## BEGIN
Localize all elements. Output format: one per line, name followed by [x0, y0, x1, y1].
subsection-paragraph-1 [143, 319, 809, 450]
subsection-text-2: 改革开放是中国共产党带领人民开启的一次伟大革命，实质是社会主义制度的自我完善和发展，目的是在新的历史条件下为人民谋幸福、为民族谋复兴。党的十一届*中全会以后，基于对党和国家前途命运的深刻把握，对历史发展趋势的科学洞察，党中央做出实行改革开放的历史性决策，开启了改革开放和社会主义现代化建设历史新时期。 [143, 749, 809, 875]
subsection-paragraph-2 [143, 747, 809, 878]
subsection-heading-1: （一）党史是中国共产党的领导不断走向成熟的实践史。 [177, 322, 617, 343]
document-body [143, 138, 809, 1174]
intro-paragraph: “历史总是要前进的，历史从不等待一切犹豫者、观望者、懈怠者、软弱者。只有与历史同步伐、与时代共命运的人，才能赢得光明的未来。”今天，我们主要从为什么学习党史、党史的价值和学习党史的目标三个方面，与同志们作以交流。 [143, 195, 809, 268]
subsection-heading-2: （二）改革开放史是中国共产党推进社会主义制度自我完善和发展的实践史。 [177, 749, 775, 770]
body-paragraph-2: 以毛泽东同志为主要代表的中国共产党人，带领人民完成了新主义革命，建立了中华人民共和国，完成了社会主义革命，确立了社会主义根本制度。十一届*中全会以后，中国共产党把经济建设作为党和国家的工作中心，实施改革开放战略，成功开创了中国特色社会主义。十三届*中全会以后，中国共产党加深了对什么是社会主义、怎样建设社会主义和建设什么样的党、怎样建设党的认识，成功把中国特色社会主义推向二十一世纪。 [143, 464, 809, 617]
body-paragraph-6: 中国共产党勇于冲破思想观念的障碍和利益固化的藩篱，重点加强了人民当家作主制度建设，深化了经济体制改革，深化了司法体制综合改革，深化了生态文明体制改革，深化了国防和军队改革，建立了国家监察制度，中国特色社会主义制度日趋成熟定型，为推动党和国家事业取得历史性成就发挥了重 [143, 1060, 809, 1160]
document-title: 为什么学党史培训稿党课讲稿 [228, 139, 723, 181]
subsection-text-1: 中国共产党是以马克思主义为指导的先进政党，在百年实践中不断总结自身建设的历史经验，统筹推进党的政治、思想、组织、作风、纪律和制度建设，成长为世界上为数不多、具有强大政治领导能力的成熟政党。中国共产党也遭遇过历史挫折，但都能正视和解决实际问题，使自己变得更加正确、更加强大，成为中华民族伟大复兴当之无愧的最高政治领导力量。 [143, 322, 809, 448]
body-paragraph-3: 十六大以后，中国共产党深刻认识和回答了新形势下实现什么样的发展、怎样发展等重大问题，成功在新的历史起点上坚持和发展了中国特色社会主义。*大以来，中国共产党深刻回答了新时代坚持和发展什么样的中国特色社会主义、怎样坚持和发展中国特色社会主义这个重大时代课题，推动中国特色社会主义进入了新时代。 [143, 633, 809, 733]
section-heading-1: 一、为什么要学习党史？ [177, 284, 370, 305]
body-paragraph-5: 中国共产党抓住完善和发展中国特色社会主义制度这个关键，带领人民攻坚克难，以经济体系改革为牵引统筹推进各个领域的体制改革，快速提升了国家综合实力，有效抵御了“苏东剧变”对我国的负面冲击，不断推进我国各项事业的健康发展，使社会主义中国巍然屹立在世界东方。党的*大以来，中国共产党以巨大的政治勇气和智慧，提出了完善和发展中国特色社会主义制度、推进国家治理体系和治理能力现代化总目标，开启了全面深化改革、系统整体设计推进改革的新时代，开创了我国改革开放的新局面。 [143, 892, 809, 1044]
## END
## BEGIN
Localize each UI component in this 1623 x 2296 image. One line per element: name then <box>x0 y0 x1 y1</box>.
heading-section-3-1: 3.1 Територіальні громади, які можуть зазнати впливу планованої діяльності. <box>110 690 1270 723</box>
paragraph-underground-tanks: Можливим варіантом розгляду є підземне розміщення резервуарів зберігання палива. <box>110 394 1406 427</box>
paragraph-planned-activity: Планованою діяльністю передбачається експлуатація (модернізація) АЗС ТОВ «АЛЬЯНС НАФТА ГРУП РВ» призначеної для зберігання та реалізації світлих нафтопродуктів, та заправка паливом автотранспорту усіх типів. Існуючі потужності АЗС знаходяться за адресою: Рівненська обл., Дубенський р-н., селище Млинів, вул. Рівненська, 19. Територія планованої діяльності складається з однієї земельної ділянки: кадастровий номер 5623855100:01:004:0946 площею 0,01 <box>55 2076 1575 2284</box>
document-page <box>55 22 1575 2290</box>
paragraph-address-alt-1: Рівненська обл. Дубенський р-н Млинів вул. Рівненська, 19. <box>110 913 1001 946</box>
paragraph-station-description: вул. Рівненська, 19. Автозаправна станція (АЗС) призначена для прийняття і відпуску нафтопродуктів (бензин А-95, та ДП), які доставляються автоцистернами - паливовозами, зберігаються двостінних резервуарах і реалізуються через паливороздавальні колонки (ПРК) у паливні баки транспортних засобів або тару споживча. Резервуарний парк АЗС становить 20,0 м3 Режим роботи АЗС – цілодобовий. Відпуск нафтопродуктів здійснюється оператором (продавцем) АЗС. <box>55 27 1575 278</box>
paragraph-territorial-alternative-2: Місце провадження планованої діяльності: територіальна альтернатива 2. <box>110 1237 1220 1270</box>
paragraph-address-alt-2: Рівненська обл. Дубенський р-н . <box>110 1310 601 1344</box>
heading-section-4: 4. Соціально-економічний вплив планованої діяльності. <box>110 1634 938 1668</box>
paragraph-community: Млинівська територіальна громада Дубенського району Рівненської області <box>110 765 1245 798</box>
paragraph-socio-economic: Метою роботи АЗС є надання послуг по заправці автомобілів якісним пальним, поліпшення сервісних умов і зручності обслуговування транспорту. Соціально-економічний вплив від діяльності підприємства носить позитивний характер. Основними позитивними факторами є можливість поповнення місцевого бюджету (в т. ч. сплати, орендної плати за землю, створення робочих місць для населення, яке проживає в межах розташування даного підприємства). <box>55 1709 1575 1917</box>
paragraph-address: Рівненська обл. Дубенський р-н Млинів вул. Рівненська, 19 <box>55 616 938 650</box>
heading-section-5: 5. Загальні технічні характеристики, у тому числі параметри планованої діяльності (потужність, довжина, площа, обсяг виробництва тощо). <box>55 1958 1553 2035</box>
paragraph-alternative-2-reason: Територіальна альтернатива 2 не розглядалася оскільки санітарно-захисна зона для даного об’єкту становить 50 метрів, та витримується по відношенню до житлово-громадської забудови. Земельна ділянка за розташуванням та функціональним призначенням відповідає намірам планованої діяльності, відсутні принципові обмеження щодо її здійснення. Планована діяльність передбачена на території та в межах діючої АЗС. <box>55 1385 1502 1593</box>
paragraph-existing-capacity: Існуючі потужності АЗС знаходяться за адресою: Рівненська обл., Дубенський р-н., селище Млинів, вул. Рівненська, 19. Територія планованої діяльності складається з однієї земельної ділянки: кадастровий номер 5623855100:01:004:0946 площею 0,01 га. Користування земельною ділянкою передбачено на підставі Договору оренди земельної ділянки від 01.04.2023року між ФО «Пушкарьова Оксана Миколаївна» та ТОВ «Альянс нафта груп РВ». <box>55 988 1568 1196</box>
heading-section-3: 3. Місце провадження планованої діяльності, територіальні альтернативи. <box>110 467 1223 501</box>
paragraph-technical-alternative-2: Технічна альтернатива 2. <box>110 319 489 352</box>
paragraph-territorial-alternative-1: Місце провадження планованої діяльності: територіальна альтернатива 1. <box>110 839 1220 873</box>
## END
■ What to work on ■
Reproduce everything from the line containing "Localize all elements." down to the line containing "749, 775, 770]", both ends included, unchanged.

■ Written response ■
Localize all elements. Output format: one per line, name followed by [x0, y0, x1, y1].
subsection-paragraph-1 [143, 319, 809, 450]
subsection-text-2: 改革开放是中国共产党带领人民开启的一次伟大革命，实质是社会主义制度的自我完善和发展，目的是在新的历史条件下为人民谋幸福、为民族谋复兴。党的十一届*中全会以后，基于对党和国家前途命运的深刻把握，对历史发展趋势的科学洞察，党中央做出实行改革开放的历史性决策，开启了改革开放和社会主义现代化建设历史新时期。 [143, 749, 809, 875]
subsection-paragraph-2 [143, 747, 809, 878]
subsection-heading-1: （一）党史是中国共产党的领导不断走向成熟的实践史。 [177, 322, 617, 343]
document-body [143, 138, 809, 1174]
intro-paragraph: “历史总是要前进的，历史从不等待一切犹豫者、观望者、懈怠者、软弱者。只有与历史同步伐、与时代共命运的人，才能赢得光明的未来。”今天，我们主要从为什么学习党史、党史的价值和学习党史的目标三个方面，与同志们作以交流。 [143, 195, 809, 268]
subsection-heading-2: （二）改革开放史是中国共产党推进社会主义制度自我完善和发展的实践史。 [177, 749, 775, 770]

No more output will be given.